§ **YOUR GOAL**:
From the entries that follow, gather each line holding the word "this".

[Rows from a dataset]
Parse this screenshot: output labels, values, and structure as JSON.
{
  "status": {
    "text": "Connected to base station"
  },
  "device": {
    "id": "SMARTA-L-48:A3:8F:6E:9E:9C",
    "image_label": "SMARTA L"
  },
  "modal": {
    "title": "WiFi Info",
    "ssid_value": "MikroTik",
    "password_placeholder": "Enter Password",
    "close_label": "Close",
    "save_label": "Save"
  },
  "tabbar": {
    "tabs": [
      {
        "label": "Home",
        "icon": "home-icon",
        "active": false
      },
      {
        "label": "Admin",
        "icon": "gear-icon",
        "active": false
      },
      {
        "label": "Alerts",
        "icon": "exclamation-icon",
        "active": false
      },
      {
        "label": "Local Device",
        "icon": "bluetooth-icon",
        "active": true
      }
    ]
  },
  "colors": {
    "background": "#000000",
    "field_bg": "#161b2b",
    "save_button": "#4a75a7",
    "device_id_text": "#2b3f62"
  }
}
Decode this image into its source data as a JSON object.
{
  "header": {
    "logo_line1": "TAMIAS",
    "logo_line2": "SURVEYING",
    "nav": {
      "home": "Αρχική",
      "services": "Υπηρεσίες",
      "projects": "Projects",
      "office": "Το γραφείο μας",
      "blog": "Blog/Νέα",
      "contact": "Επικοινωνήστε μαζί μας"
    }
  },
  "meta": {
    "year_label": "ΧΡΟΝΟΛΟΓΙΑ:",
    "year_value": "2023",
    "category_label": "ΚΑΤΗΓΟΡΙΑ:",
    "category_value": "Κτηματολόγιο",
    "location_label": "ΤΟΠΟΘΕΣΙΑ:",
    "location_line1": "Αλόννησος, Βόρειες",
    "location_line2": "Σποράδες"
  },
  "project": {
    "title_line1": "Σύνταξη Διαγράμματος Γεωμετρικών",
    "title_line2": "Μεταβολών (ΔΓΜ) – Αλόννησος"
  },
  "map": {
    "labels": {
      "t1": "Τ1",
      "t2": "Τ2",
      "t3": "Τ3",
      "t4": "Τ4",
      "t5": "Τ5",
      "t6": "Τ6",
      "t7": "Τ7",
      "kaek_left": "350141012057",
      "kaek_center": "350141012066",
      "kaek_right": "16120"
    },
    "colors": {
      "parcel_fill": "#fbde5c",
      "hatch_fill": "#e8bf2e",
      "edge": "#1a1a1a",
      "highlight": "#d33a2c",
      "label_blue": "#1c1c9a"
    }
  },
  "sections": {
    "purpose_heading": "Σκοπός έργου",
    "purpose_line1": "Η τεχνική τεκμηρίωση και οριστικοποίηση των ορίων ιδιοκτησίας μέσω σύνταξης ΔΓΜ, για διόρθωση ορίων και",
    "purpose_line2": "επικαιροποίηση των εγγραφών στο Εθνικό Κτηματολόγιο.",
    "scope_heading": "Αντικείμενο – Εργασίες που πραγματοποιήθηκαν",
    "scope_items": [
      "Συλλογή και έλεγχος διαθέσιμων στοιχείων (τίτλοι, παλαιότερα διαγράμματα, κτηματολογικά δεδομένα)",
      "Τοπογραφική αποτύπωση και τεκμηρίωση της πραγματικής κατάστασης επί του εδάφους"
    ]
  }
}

§ **RESULT**:
Parse this screenshot: output labels, values, and structure as JSON.
Decode this image into its source data as a JSON object.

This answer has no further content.